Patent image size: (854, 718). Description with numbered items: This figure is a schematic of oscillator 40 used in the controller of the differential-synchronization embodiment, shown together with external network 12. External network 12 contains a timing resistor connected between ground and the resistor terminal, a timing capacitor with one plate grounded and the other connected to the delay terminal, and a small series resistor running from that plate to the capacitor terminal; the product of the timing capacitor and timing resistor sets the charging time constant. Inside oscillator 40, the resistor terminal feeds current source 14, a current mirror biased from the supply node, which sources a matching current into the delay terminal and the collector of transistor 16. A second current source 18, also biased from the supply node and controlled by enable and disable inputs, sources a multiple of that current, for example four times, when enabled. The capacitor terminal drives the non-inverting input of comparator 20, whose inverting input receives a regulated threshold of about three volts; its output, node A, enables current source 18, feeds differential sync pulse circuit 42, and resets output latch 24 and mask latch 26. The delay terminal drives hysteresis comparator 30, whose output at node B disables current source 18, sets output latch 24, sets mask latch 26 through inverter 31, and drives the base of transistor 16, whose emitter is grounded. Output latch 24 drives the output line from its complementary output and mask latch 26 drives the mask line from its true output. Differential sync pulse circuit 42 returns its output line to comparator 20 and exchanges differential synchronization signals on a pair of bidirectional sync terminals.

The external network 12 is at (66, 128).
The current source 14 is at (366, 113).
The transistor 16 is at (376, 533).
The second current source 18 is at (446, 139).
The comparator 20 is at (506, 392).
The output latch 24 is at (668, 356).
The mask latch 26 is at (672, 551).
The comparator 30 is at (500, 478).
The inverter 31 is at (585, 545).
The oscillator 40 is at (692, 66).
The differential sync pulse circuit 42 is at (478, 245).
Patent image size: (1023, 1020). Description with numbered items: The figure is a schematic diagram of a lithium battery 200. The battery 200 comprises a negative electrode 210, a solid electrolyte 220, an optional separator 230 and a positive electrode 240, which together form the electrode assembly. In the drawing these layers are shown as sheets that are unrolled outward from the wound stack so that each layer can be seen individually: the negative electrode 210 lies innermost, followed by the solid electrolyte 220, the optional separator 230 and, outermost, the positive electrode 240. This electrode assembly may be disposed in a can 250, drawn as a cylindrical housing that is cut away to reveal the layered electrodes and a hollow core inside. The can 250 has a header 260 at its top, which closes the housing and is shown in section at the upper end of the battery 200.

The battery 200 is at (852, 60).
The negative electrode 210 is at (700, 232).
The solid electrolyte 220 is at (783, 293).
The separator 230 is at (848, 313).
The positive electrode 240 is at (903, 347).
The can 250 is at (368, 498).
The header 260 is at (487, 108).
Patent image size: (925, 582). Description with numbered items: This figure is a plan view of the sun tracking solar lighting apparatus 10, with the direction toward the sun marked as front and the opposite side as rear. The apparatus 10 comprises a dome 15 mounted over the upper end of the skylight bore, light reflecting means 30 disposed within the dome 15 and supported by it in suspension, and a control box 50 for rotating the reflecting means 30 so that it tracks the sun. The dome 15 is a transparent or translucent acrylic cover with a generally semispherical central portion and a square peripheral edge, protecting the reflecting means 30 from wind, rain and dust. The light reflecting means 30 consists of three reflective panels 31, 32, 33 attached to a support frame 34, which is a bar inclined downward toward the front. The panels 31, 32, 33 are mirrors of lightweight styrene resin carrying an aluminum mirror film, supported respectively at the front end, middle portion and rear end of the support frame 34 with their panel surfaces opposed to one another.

*WRITTEN REQUEST*
Repeat the listing word for word, from the line containing "Patent image size: (1023, 1020)." through the line containing "The separator 230 is at (848, 313).", including both of those lines.

*PROBLEM SOLUTION*
Patent image size: (1023, 1020). Description with numbered items: The figure is a schematic diagram of a lithium battery 200. The battery 200 comprises a negative electrode 210, a solid electrolyte 220, an optional separator 230 and a positive electrode 240, which together form the electrode assembly. In the drawing these layers are shown as sheets that are unrolled outward from the wound stack so that each layer can be seen individually: the negative electrode 210 lies innermost, followed by the solid electrolyte 220, the optional separator 230 and, outermost, the positive electrode 240. This electrode assembly may be disposed in a can 250, drawn as a cylindrical housing that is cut away to reveal the layered electrodes and a hollow core inside. The can 250 has a header 260 at its top, which closes the housing and is shown in section at the upper end of the battery 200.

The battery 200 is at (852, 60).
The negative electrode 210 is at (700, 232).
The solid electrolyte 220 is at (783, 293).
The separator 230 is at (848, 313).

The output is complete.